= Your instructions =
Go through the entries one line at a time, and gather every line that has the word "Save".

= Records shown =
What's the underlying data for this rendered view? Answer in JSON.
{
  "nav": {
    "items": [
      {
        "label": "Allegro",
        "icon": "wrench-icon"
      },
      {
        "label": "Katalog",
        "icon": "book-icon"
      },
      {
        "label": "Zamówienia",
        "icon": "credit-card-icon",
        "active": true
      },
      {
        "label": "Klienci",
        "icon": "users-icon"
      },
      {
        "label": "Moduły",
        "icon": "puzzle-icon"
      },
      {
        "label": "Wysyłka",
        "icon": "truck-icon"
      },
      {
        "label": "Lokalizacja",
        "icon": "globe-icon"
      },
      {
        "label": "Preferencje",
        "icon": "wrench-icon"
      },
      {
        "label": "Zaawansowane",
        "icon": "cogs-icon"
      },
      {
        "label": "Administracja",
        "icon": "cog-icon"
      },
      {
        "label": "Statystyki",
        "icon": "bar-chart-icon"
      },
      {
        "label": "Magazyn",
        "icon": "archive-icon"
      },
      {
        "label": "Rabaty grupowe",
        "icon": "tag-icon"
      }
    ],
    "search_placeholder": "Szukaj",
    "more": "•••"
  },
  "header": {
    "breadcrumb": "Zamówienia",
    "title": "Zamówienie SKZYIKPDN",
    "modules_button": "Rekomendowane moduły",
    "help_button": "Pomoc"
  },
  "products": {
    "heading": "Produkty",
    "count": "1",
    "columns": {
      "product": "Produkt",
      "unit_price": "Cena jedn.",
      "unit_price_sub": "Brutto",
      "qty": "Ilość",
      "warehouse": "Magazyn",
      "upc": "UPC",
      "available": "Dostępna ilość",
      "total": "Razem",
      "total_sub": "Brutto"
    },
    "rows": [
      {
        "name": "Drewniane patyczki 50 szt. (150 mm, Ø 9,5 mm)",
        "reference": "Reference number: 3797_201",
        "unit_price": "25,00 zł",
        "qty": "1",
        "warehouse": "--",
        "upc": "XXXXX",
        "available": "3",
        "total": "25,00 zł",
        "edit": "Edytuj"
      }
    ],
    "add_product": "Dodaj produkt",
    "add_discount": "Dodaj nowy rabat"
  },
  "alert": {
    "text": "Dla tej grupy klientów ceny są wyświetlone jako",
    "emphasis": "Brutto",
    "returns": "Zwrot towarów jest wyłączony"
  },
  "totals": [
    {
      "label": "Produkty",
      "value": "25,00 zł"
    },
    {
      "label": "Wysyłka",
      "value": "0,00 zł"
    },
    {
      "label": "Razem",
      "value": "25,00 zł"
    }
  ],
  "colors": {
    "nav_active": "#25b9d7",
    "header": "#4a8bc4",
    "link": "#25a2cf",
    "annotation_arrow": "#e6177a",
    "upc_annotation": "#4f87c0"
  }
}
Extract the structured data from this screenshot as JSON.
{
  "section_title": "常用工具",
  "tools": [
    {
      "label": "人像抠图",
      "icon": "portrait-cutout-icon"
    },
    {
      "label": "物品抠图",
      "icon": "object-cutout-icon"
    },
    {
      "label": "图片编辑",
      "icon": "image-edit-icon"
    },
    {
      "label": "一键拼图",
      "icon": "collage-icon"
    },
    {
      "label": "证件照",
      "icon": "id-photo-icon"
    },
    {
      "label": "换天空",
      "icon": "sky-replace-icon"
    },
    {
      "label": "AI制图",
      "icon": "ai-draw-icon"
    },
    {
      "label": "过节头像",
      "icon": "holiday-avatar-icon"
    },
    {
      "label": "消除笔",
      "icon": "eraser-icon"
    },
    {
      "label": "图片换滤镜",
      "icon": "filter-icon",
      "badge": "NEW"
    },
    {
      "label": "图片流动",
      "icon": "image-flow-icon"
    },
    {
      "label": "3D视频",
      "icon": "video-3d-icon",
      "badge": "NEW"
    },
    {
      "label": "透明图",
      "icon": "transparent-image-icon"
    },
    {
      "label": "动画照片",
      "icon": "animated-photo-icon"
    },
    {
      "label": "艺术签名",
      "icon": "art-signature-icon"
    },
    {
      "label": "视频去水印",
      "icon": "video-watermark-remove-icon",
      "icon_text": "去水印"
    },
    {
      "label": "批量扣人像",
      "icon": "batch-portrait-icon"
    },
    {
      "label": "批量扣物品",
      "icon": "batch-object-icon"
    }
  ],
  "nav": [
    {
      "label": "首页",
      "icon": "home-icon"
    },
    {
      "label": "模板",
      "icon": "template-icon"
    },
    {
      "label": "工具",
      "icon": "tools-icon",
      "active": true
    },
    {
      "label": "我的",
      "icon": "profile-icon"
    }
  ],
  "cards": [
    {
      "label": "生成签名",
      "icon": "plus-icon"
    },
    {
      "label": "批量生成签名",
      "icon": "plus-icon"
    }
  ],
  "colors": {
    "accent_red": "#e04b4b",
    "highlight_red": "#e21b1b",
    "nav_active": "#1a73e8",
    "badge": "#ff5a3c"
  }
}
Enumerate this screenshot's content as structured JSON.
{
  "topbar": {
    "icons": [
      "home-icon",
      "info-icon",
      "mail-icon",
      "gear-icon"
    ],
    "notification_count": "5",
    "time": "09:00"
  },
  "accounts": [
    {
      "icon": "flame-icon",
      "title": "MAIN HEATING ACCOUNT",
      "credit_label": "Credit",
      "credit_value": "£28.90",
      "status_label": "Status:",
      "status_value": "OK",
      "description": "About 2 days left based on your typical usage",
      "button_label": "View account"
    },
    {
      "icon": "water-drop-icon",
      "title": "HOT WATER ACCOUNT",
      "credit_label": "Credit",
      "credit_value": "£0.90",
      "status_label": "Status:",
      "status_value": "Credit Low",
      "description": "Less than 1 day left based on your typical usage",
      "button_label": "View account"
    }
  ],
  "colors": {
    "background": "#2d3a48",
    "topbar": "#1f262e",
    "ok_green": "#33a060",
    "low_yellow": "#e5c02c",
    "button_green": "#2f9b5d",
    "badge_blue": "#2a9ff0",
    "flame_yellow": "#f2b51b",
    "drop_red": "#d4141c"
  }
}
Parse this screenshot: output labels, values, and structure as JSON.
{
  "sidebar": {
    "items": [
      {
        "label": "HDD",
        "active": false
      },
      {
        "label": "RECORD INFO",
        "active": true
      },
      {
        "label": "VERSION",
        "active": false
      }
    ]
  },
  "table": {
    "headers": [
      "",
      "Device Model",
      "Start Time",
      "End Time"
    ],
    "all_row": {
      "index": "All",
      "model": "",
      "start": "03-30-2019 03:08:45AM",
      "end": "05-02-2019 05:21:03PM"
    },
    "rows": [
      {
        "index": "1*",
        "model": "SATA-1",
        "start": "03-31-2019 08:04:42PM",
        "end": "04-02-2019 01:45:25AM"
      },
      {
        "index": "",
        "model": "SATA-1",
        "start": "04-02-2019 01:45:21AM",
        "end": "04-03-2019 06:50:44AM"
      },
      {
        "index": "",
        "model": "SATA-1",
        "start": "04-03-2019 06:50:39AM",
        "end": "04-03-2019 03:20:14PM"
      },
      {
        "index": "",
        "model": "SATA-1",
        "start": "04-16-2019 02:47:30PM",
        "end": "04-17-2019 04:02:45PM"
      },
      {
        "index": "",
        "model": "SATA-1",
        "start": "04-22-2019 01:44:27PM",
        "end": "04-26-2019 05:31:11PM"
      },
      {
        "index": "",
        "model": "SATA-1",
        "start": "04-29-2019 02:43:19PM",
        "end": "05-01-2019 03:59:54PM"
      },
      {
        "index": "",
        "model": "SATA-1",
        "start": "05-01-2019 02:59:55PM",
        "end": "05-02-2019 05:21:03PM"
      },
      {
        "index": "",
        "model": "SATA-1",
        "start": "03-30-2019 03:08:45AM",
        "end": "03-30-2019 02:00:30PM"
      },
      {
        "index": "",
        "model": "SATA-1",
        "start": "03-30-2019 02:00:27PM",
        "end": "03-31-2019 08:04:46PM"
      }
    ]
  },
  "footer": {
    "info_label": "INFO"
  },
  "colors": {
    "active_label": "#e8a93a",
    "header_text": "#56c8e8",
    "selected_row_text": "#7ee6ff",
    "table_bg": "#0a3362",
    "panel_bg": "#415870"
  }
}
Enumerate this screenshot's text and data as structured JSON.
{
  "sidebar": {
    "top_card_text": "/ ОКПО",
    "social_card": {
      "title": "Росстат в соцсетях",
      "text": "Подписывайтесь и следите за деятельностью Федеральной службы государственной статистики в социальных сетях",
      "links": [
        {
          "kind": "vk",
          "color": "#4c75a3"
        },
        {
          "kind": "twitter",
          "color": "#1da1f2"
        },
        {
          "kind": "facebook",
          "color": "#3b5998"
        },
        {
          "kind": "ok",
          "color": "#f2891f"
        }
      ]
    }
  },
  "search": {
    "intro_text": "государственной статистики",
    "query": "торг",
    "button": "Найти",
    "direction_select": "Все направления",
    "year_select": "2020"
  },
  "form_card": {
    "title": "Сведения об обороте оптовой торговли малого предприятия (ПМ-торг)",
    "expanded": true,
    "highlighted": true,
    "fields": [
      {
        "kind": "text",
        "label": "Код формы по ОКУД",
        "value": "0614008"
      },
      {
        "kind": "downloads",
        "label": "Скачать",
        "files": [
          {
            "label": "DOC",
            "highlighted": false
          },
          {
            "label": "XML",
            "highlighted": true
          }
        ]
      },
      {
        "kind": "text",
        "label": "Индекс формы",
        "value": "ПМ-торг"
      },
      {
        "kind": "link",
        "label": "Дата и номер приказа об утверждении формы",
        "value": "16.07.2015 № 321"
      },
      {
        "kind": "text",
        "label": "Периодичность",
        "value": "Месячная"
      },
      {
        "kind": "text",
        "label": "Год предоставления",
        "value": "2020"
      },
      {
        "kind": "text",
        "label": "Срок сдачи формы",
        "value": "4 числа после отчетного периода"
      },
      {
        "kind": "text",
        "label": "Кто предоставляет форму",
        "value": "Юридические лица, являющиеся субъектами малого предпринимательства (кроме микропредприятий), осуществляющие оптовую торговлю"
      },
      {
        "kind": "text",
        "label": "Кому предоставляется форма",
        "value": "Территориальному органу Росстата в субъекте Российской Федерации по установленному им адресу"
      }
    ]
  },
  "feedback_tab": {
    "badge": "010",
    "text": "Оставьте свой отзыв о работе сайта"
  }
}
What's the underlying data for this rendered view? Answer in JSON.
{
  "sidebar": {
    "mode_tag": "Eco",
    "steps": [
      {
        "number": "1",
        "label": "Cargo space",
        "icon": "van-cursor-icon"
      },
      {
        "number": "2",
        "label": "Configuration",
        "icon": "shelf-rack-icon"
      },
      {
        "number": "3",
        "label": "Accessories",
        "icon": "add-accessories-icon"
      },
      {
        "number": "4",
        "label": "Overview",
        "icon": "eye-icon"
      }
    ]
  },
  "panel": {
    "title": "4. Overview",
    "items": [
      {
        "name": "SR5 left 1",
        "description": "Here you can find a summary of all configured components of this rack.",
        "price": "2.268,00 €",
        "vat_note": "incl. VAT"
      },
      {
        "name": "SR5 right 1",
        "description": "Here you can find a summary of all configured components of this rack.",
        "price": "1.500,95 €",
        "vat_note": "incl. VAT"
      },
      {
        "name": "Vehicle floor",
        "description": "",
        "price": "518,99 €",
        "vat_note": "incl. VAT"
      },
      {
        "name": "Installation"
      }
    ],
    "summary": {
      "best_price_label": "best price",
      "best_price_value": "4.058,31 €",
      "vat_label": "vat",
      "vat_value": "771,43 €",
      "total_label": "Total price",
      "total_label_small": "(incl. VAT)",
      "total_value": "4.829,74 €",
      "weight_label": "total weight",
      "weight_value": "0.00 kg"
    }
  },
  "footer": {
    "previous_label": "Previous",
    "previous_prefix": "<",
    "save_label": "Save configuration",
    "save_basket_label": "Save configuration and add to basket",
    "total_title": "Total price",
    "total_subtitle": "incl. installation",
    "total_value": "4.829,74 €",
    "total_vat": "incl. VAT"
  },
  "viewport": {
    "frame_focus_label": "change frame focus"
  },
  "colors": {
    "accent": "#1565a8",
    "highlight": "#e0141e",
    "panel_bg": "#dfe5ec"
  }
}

= Result of this exercise =
    "save_label": "Save configuration",
    "save_basket_label": "Save configuration and add to basket",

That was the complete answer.